▶ [Exercise description]: Every entry that follows needs to be repeated exactly.

— start Available data —

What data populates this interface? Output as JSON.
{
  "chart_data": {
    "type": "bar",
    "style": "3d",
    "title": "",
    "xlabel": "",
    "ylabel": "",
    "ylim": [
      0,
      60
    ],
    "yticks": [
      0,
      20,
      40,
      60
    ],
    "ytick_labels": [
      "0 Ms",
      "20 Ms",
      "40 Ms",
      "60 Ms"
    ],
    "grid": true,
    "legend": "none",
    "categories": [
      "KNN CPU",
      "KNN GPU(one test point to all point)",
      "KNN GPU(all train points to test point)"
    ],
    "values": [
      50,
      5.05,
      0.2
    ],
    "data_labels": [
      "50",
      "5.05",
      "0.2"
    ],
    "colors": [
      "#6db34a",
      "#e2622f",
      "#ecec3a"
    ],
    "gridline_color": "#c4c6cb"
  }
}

— end Available data —

▶ [Task output]:
What data populates this interface? Output as JSON.
{
  "chart_data": {
    "type": "bar",
    "style": "3d",
    "title": "",
    "xlabel": "",
    "ylabel": "",
    "ylim": [
      0,
      60
    ],
    "yticks": [
      0,
      20,
      40,
      60
    ],
    "ytick_labels": [
      "0 Ms",
      "20 Ms",
      "40 Ms",
      "60 Ms"
    ],
    "grid": true,
    "legend": "none",
    "categories": [
      "KNN CPU",
      "KNN GPU(one test point to all point)",
      "KNN GPU(all train points to test point)"
    ],
    "values": [
      50,
      5.05,
      0.2
    ],
    "data_labels": [
      "50",
      "5.05",
      "0.2"
    ],
    "colors": [
      "#6db34a",
      "#e2622f",
      "#ecec3a"
    ],
    "gridline_color": "#c4c6cb"
  }
}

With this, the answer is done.